▶ **Requisitos de tareas**:
#1 En el texto sobre el comportamiento de las masas, ¿cómo definía Ortega al hombre-no-masa?
#2 Prosiga el texto sobre el comportamiento de las masas a partir de su última oración.

Si la originalidad o la ‘libertad’ son rasgos del individuo concreto, cuando hablamos de los grupos sociales desaparecen como por arte de magia. El ser humano en grupo se comporta de modo radicalmente diferente: si individualmente es imprevisible, en grupo podemos predecir su comportamiento con cierta facilidad. El sentimiento (y la necesidad de pertenencia a un grupo) nos hace previsibles, simples. En las sociedades humanas parece que sea inevitable comportarse según el hombre masa que ya en su día denunciara Ortega y Gasset. Hay en las masas unas dinámicas de comportamiento que muy pocos están dispuestos a reconocer o identificar, mucho menos a franquearlas; normas tácitas que por lo general son obedecidas sin ningún tipo de queja, aunque no superen la más mínima prueba de la razón y del sentido común. Para conseguir la aprobación del grupo vale todo; no hay que desentonar, no hay que destacar, hay que seguir al grueso de individuos sin saber muy bien ni qué se quiere ni a dónde se va. La masa se moviliza según motivaciones espontáneas y emotivistas, alimentándose a sí misma en una espiral de autocomplacencia inconsciente, en la que si uno participa no podrá ser culpado de nada. Uno se siente dichoso en el seno de la manada.

Ortega definía al hombre-no-masa como héroe, con la capacidad suficiente para no seguir a la masa y vivir por sí mismo. El anti-héroe no dudará en silenciar cualquier atisbo de coherencia que pueda perjudicar al grupo, no sea que tal denuncia se vuelva contra él. Ejercerá una libertad tal que no le suponga enfrentarse, un grado de libertad máximo que no le suponga renunciar a su ‘merecido’ estatus de consideración y respeto. Sufrirá la alucinación de pensar que es libre, cuando no se mueve más que por ciertos hilos que le sujetan al entramado social del que no puede escapar. Tendrá el grado de moralidad necesario para poder seguir al resto sin ningún coste personal, para no tener así que enfrentarse al resto sin que eso le suponga manifestar una incoherencia vital. No querrá tener grandes convicciones, no sea que por ser coherente deba escoger no seguir al resto. Y ello lo hará creyéndose libre, cuando no seguirá más que los cauces que le marcan las invisibles respuestas establecidas a modo de la tela de araña.

▶ **Conjunto de datos**:

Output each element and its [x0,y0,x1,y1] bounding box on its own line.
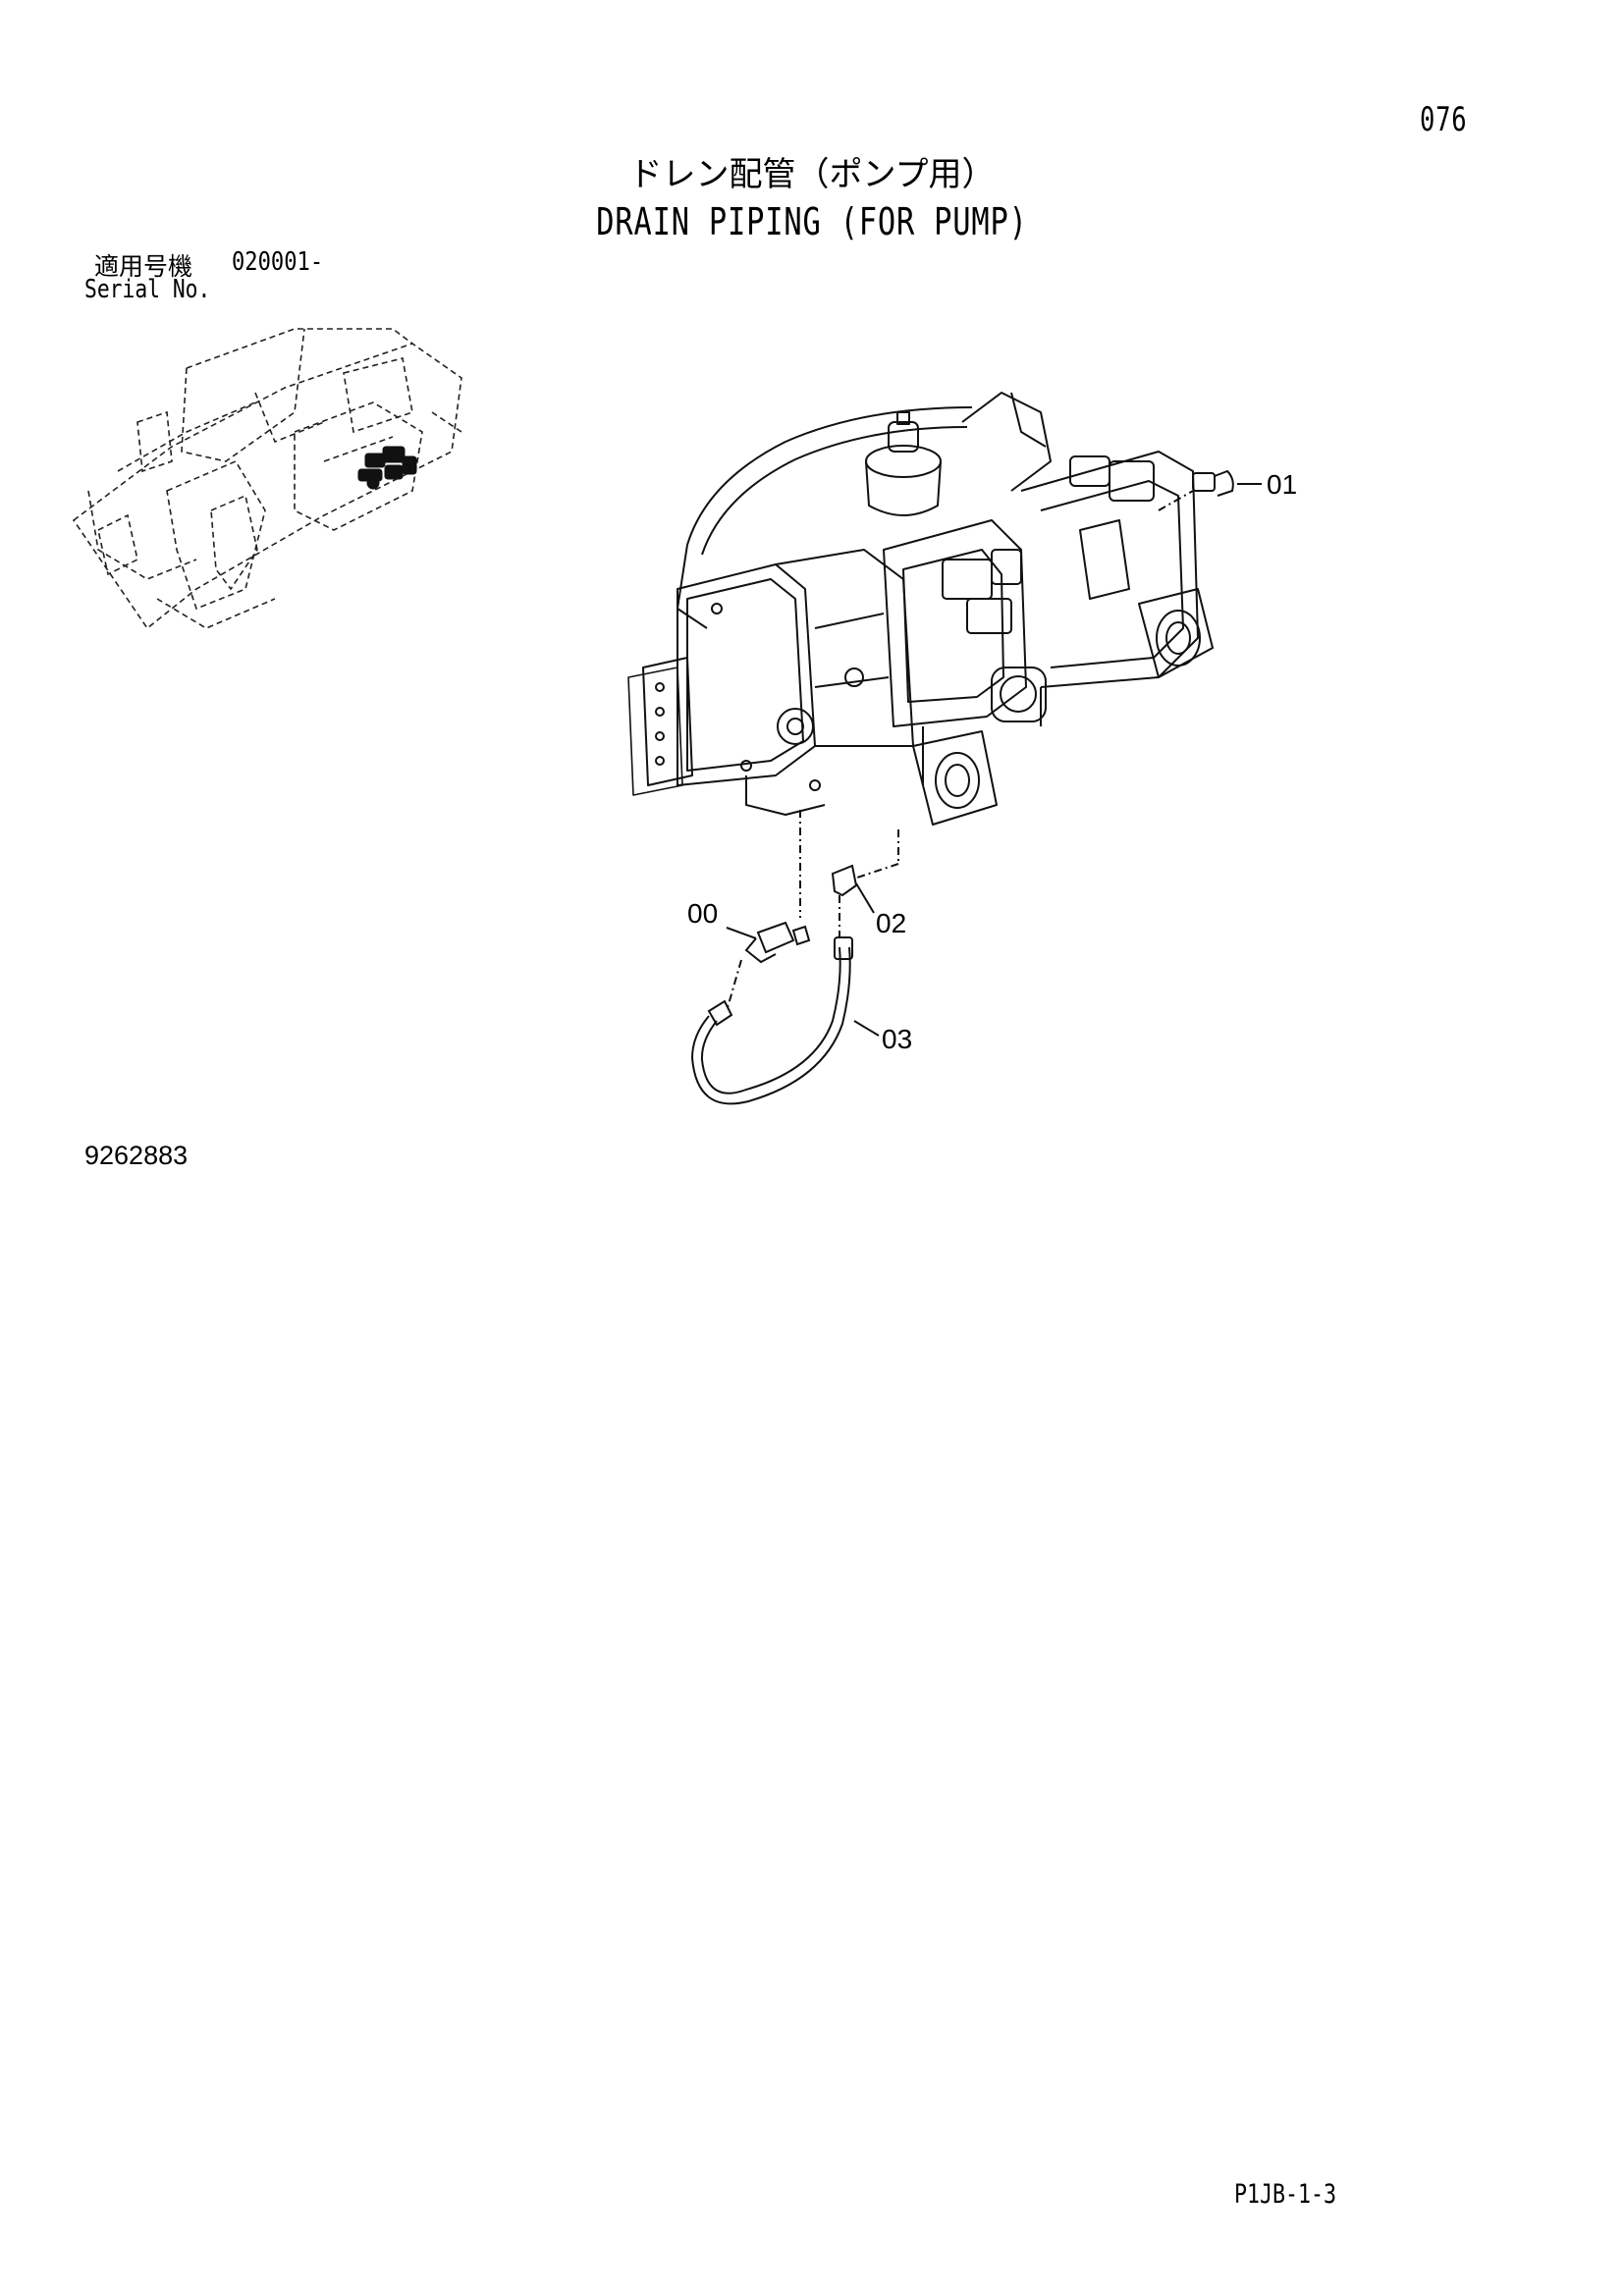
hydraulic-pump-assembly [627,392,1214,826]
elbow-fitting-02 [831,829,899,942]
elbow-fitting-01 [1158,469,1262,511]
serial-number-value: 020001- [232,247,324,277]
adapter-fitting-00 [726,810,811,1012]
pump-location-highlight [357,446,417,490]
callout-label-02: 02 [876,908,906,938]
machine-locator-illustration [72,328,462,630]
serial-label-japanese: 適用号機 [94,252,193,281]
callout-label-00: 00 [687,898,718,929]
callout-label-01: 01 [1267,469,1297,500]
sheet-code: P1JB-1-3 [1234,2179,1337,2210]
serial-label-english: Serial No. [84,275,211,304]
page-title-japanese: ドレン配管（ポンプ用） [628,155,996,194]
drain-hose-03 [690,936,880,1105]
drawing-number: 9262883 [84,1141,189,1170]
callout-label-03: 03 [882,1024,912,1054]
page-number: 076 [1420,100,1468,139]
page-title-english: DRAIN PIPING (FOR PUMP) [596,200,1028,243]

▶ **Resultados por tarea**:
#1 Como héroe, con la capacidad suficiente para no seguir a la masa y vivir por sí mismo.

#2
Ni siquiera será consciente de que hay hilos que le sujetan, y en esa medida no los podrá cortar. Hilos creados por la sociedad no tanto conscientemente como fruto de un entramado confeccionado a base de infinidad de relaciones y de intereses, de comodidades y de silencios, de ocios y de liberaciones. Tramas que se forjan solas como resultado de la acción aturdida de sus protagonistas. Miedo a destacar, miedo a la segregación, miedo al enfrentamiento, miedo a ser señalado,… Prefiere seguir viendo las sombras de su caverna antes de que venga ningún héroe a decirle que lo que vive no es la realidad, sino un pálido y triste reflejo. El que tal le dice, en todo caso, es un loco del que se ríe abiertamente o se sonríe con condescendencia; o peor aún, es un ser peligroso que hay que quitar de en medio, un inadaptado incapaz de comprender cómo funcionan las cosas. Entre tanto el pusilánime exige a la manada lo que él es incapaz de conseguir por sí mismo.

Mientras una sociedad ofrezca tal destino al héroe que se atreve a poner ante sus ojos en qué consisten sus pequeñas vidas, mientras a los héroes no les quede más salida que el silencio y la soledad (aunque en ellos encuentren su salvación), será una sociedad mediocre, que quedará anclada en la queja, en ‘lo que hay’, en el egoísmo y en la búsqueda alienada de siquiera una pizca de placer que le ofrezca algún lenitivo para su ausencia de sentido vital, pendiente de la compra del último grito que no es sino muestra de una insatisfacción existencial que se apresura mórbidamente a silenciar. Luego recordará al héroe, e incluso igual escucha lo que dijo, y hasta lo valora,… Y permanecerá en su alucinada vida, dando vueltas sobre sí mismo para morderse la cola. Éste es en definitiva el destino de aquellos que piensan que han triunfado, que han alcanzado un estatus de vida y de bienestar que les proporciona la ficción de ‘vivir’, como por encima de cualquier mundanal ruido. Pero quizá a ellos les permanezca vedado de manera especial la capacidad de reconocer al héroe. Los ‘triunfadores’ siguen inmersos en el círculo, e incluso quizás con mayor radicalidad pues han tenido que mimetizarse y no han tenido más remedio que seguir ‘las’ reglas impuestas por el entorno, haciéndolas suyas e impidiendo vivir según una construcción personal adecuada, pendientes como estaban de construírsela según las directrices marcadas por ‘lo que hay’, al ritmo que marca la masa.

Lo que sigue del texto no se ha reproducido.